Using the records below, give the number of lines where the word "крупных" appears, with no further output.

── RAW RECORDS

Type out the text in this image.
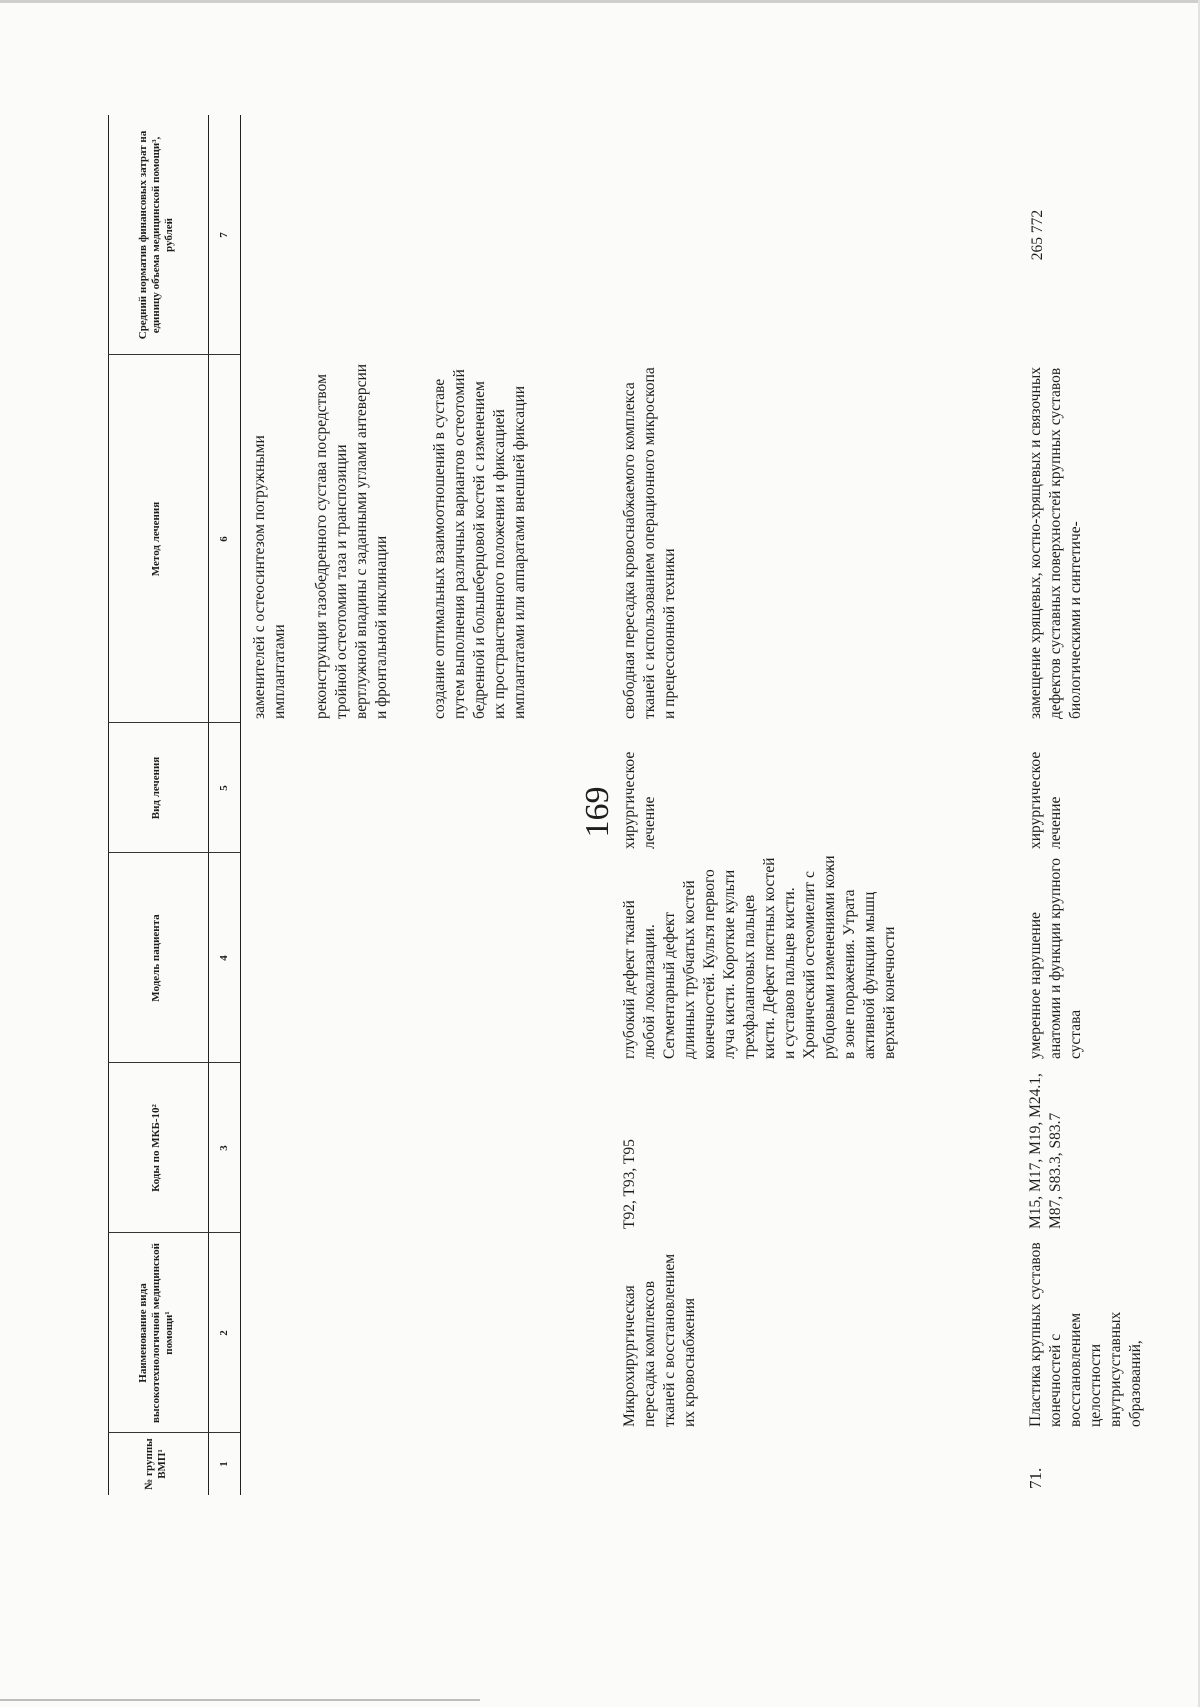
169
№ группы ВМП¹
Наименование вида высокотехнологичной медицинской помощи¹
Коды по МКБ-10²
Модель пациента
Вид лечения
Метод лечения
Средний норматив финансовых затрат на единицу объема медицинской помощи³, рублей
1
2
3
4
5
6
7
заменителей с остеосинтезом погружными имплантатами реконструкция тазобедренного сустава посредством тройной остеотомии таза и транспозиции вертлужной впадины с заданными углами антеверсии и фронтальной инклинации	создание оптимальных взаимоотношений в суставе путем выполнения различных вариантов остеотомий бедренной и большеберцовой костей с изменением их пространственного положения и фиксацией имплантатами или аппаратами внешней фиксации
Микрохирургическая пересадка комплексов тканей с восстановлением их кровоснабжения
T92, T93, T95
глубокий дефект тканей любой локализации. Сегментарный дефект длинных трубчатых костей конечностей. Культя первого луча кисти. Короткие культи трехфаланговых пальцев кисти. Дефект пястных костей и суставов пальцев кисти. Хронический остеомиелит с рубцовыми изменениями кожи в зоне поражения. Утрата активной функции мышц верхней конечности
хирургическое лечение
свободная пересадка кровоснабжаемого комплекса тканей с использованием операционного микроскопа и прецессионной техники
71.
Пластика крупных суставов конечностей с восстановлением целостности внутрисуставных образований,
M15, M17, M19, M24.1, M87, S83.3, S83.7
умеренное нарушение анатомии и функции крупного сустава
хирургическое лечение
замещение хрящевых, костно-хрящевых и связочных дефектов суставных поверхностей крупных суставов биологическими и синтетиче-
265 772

────

> **OUTPUT**:
2